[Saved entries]
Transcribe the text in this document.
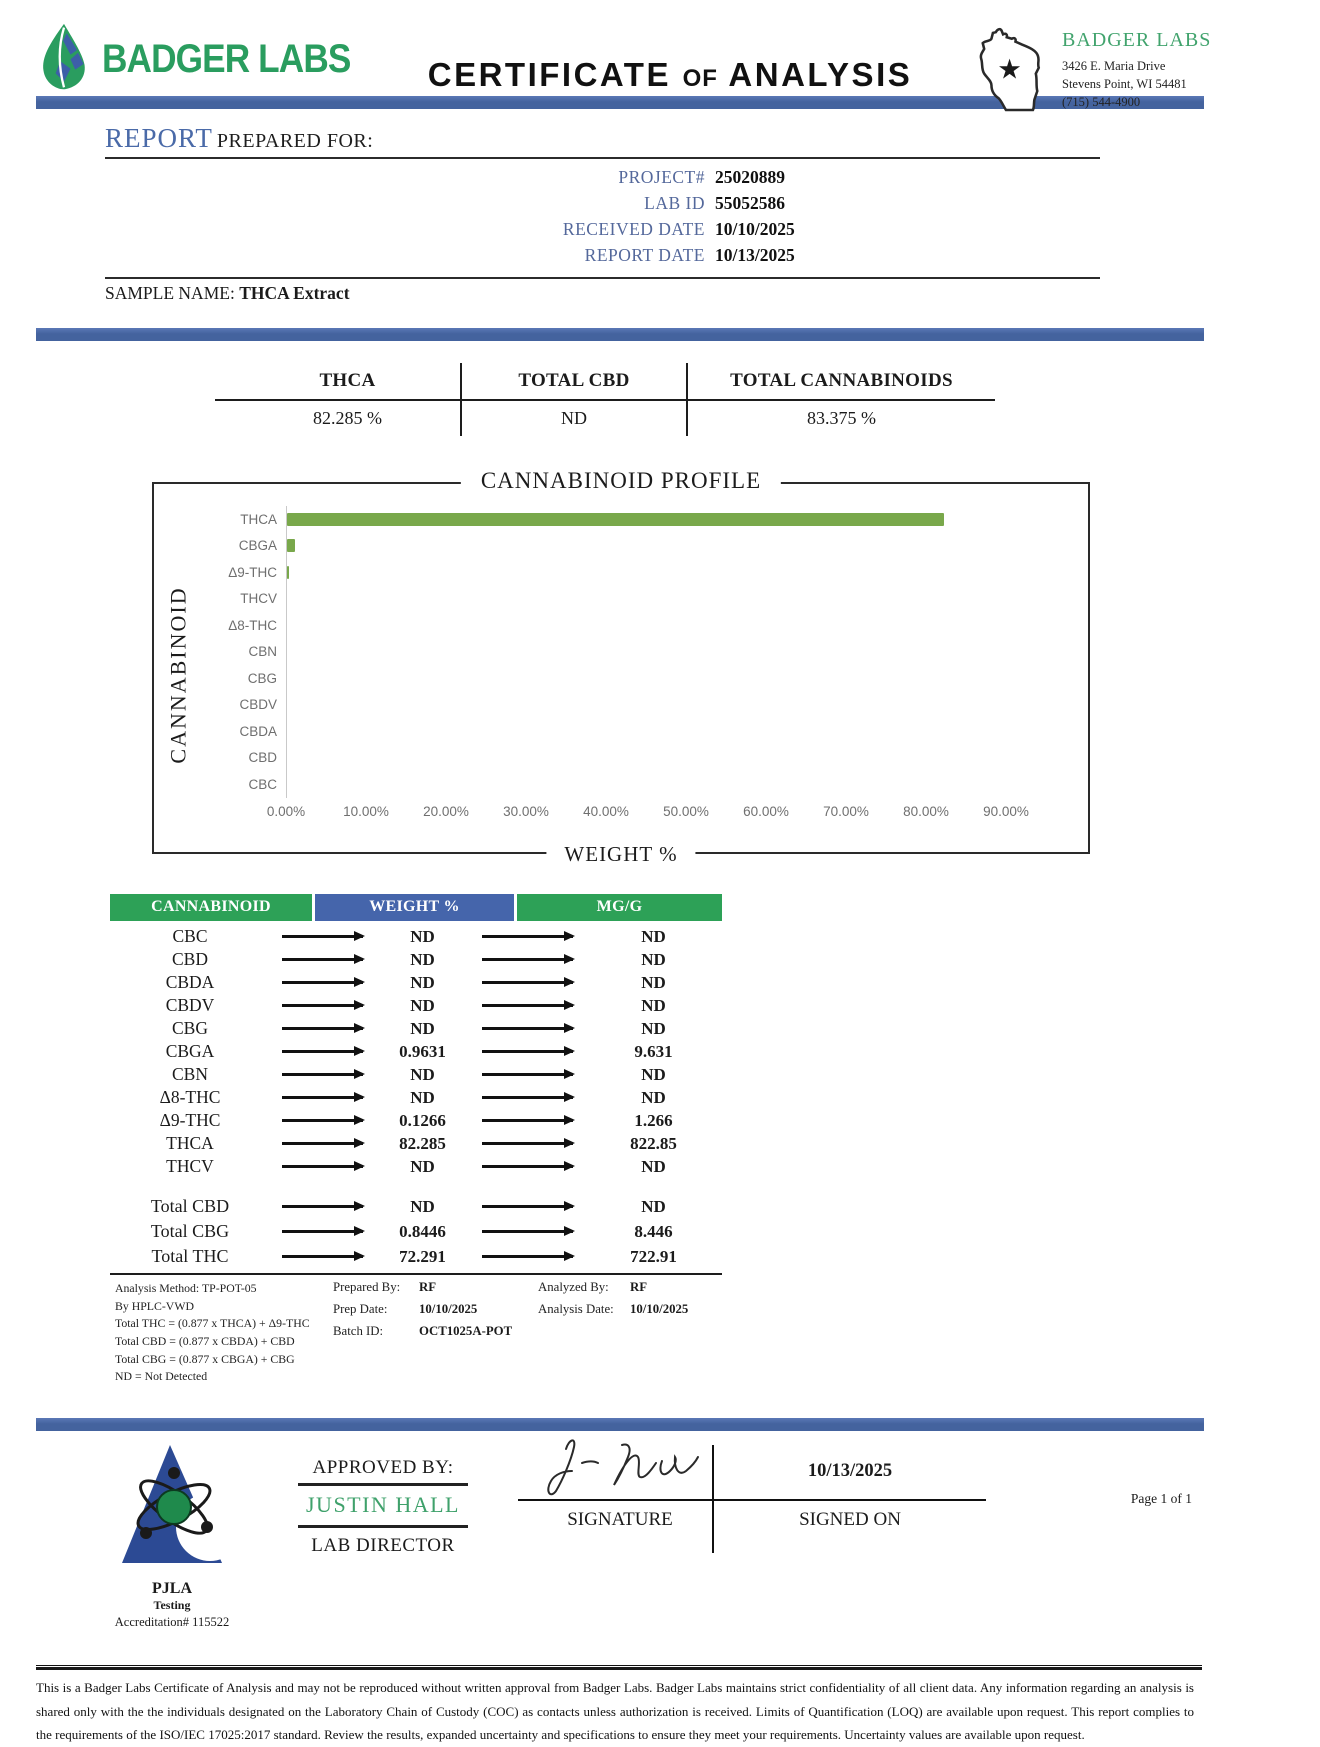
BADGER LABS	CERTIFICATE OF ANALYSIS	★
BADGER LABS
3426 E. Maria Drive
Stevens Point, WI 54481
(715) 544-4900
REPORT PREPARED FOR:
PROJECT# 25020889
LAB ID 55052586
RECEIVED DATE 10/10/2025
REPORT DATE 10/13/2025
SAMPLE NAME: THCA Extract
THCA	TOTAL CBD	TOTAL CANNABINOIDS
82.285 %	ND	83.375 %
CANNABINOID PROFILE
CANNABINOID
THCA
CBGA
Δ9-THC
THCV
Δ8-THC
CBN
CBG
CBDV
CBDA
CBD
CBC
0.00%	10.00%	20.00%	30.00%	40.00%	50.00%	60.00%	70.00%	80.00%	90.00%
WEIGHT %
CANNABINOID	WEIGHT %	MG/G
CBC	ND	ND
CBD	ND	ND
CBDA	ND	ND
CBDV	ND	ND
CBG	ND	ND
CBGA	0.9631	9.631
CBN	ND	ND
Δ8-THC	ND	ND
Δ9-THC	0.1266	1.266
THCA	82.285	822.85
THCV	ND	ND
Total CBD	ND	ND
Total CBG	0.8446	8.446
Total THC	72.291	722.91
Analysis Method: TP-POT-05
By HPLC-VWD
Total THC = (0.877 x THCA) + Δ9-THC
Total CBD = (0.877 x CBDA) + CBD
Total CBG = (0.877 x CBGA) + CBG
ND = Not Detected
Prepared By:	RF
Prep Date:	10/10/2025
Batch ID:	OCT1025A-POT
Analyzed By:	RF
Analysis Date:	10/10/2025
PJLA
Testing
Accreditation# 115522
APPROVED BY:
JUSTIN HALL
LAB DIRECTOR
SIGNATURE
10/13/2025
SIGNED ON
Page 1 of 1
This is a Badger Labs Certificate of Analysis and may not be reproduced without written approval from Badger Labs. Badger Labs maintains strict confidentiality of all client data. Any information regarding an analysis is shared only with the the individuals designated on the Laboratory Chain of Custody (COC) as contacts unless authorization is received. Limits of Quantification (LOQ) are available upon request. This report complies to the requirements of the ISO/IEC 17025:2017 standard. Review the results, expanded uncertainty and specifications to ensure they meet your requirements. Uncertainty values are available upon request.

[TO BE DONE] Output an exact copy of the material, with the pictures removed.

[COMPLETED TASK]
Transcribe the text in this document.
BADGER LABS	CERTIFICATE OF ANALYSIS	★
BADGER LABS
3426 E. Maria Drive
Stevens Point, WI 54481
(715) 544-4900
REPORT PREPARED FOR:
PROJECT# 25020889
LAB ID 55052586
RECEIVED DATE 10/10/2025
REPORT DATE 10/13/2025
SAMPLE NAME: THCA Extract
THCA	TOTAL CBD	TOTAL CANNABINOIDS
82.285 %	ND	83.375 %
CANNABINOID PROFILE
CANNABINOID
THCA
CBGA
Δ9-THC
THCV
Δ8-THC
CBN
CBG
CBDV
CBDA
CBD
CBC
0.00%	10.00%	20.00%	30.00%	40.00%	50.00%	60.00%	70.00%	80.00%	90.00%
WEIGHT %
CANNABINOID	WEIGHT %	MG/G
CBC	ND	ND
CBD	ND	ND
CBDA	ND	ND
CBDV	ND	ND
CBG	ND	ND
CBGA	0.9631	9.631
CBN	ND	ND
Δ8-THC	ND	ND
Δ9-THC	0.1266	1.266
THCA	82.285	822.85
THCV	ND	ND
Total CBD	ND	ND
Total CBG	0.8446	8.446
Total THC	72.291	722.91
Analysis Method: TP-POT-05
By HPLC-VWD
Total THC = (0.877 x THCA) + Δ9-THC
Total CBD = (0.877 x CBDA) + CBD
Total CBG = (0.877 x CBGA) + CBG
ND = Not Detected
Prepared By:	RF
Prep Date:	10/10/2025
Batch ID:	OCT1025A-POT
Analyzed By:	RF
Analysis Date:	10/10/2025
PJLA
Testing
Accreditation# 115522
APPROVED BY:
JUSTIN HALL
LAB DIRECTOR
SIGNATURE
10/13/2025
SIGNED ON
Page 1 of 1
This is a Badger Labs Certificate of Analysis and may not be reproduced without written approval from Badger Labs. Badger Labs maintains strict confidentiality of all client data. Any information regarding an analysis is shared only with the the individuals designated on the Laboratory Chain of Custody (COC) as contacts unless authorization is received. Limits of Quantification (LOQ) are available upon request. This report complies to the requirements of the ISO/IEC 17025:2017 standard. Review the results, expanded uncertainty and specifications to ensure they meet your requirements. Uncertainty values are available upon request.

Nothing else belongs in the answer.